STATED TASK:
What is the number of lines containing the word "刘师傅服务态度好"? Give that number alone.

....................

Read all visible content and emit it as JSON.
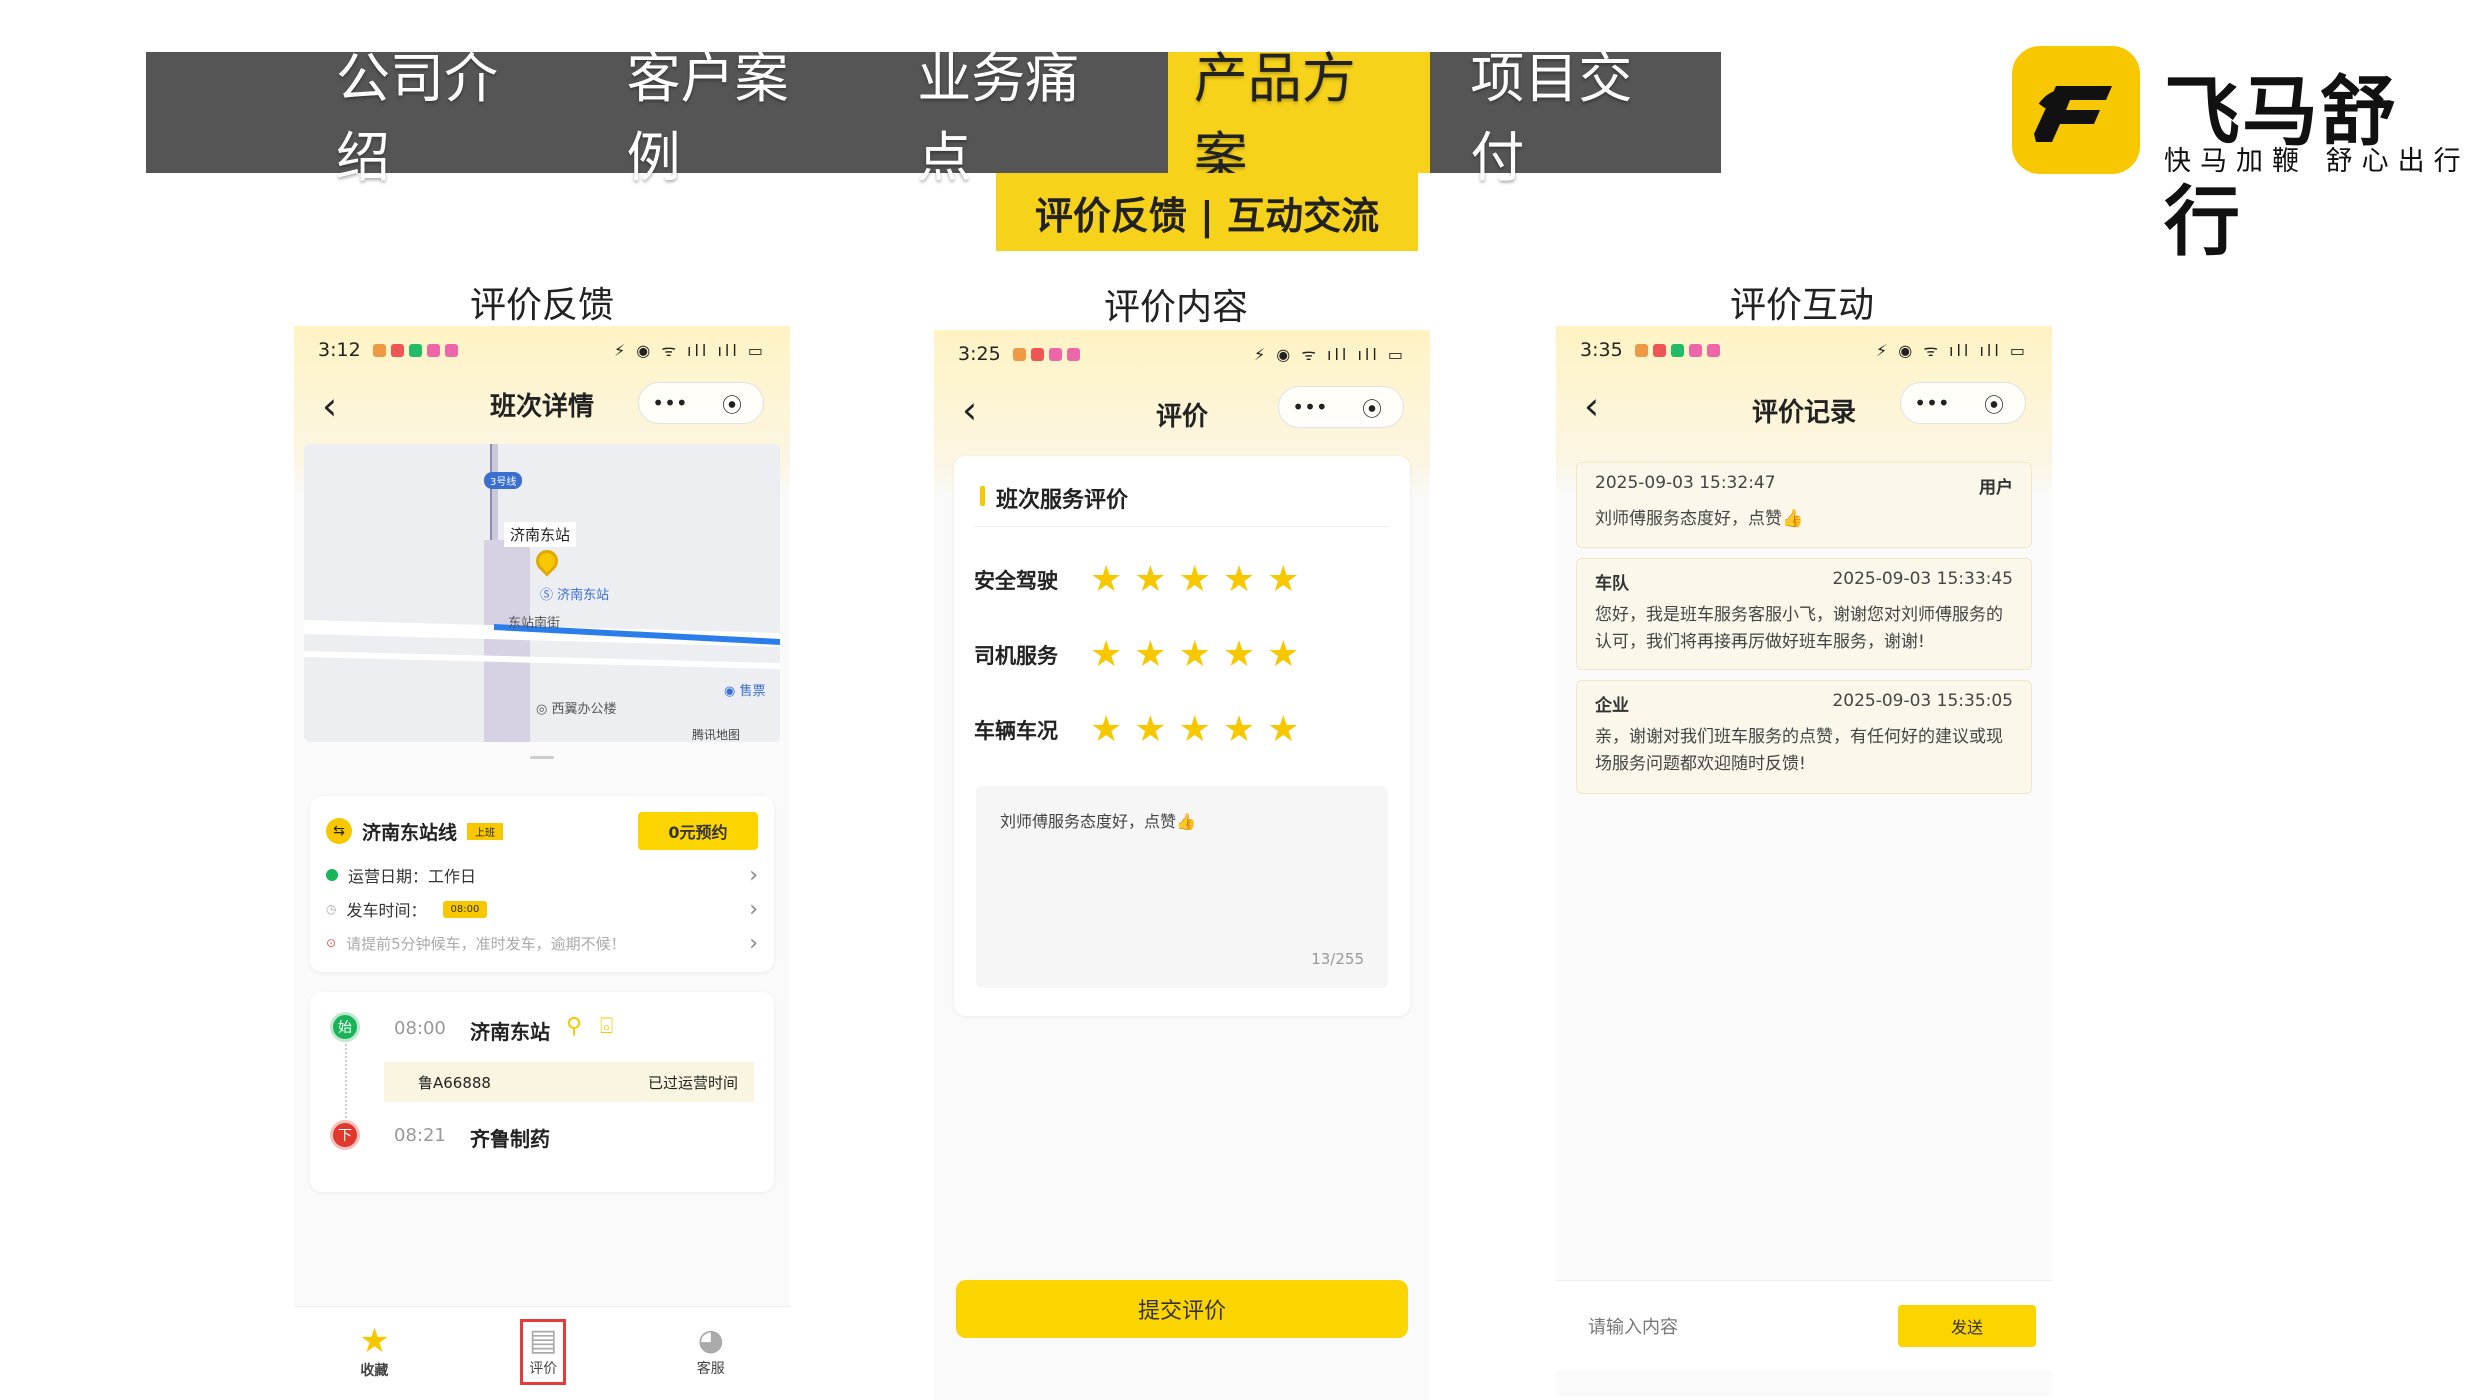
{
  "nav": {
    "tabs": [
      "公司介绍",
      "客户案例",
      "业务痛点",
      "产品方案",
      "项目交付"
    ],
    "active": 3,
    "subtab": "评价反馈 | 互动交流"
  },
  "logo": {
    "name": "飞马舒行",
    "slogan": "快马加鞭  舒心出行"
  },
  "colors": {
    "accent": "#f7d21a",
    "nav_bg": "#555555",
    "star": "#f7c800",
    "start_green": "#19b35a",
    "end_red": "#e0382c"
  },
  "phone1": {
    "caption": "评价反馈",
    "status_time": "3:12",
    "title": "班次详情",
    "map": {
      "line_badge": "3号线",
      "station_label": "济南东站",
      "poi_station": "济南东站",
      "street": "东站南街",
      "poi_office": "西翼办公楼",
      "poi_ticket": "售票",
      "map_brand": "腾讯地图"
    },
    "route_name": "济南东站线",
    "route_tag": "上班",
    "reserve_button": "0元预约",
    "operating_date": "运营日期：工作日",
    "depart_label": "发车时间：",
    "depart_time": "08:00",
    "notice": "请提前5分钟候车，准时发车，逾期不候！",
    "start_badge": "始",
    "start_time": "08:00",
    "start_station": "济南东站",
    "plate": "鲁A66888",
    "plate_status": "已过运营时间",
    "end_badge": "下",
    "end_time": "08:21",
    "end_station": "齐鲁制药",
    "tabs": [
      "收藏",
      "评价",
      "客服"
    ]
  },
  "phone2": {
    "caption": "评价内容",
    "status_time": "3:25",
    "title": "评价",
    "section": "班次服务评价",
    "ratings": [
      {
        "label": "安全驾驶",
        "stars": 5
      },
      {
        "label": "司机服务",
        "stars": 5
      },
      {
        "label": "车辆车况",
        "stars": 5
      }
    ],
    "comment": "刘师傅服务态度好，点赞👍",
    "counter": "13/255",
    "submit": "提交评价"
  },
  "phone3": {
    "caption": "评价互动",
    "status_time": "3:35",
    "title": "评价记录",
    "messages": [
      {
        "who": "用户",
        "time": "2025-09-03 15:32:47",
        "text": "刘师傅服务态度好，点赞👍"
      },
      {
        "who": "车队",
        "time": "2025-09-03 15:33:45",
        "text": "您好，我是班车服务客服小飞，谢谢您对刘师傅服务的认可，我们将再接再厉做好班车服务，谢谢!"
      },
      {
        "who": "企业",
        "time": "2025-09-03 15:35:05",
        "text": "亲，谢谢对我们班车服务的点赞，有任何好的建议或现场服务问题都欢迎随时反馈!"
      }
    ],
    "input_placeholder": "请输入内容",
    "send": "发送"
  },
  "capsule": {
    "more": "•••",
    "close": "⦿"
  }
}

....................

RESULT OF THIS EXERCISE:
2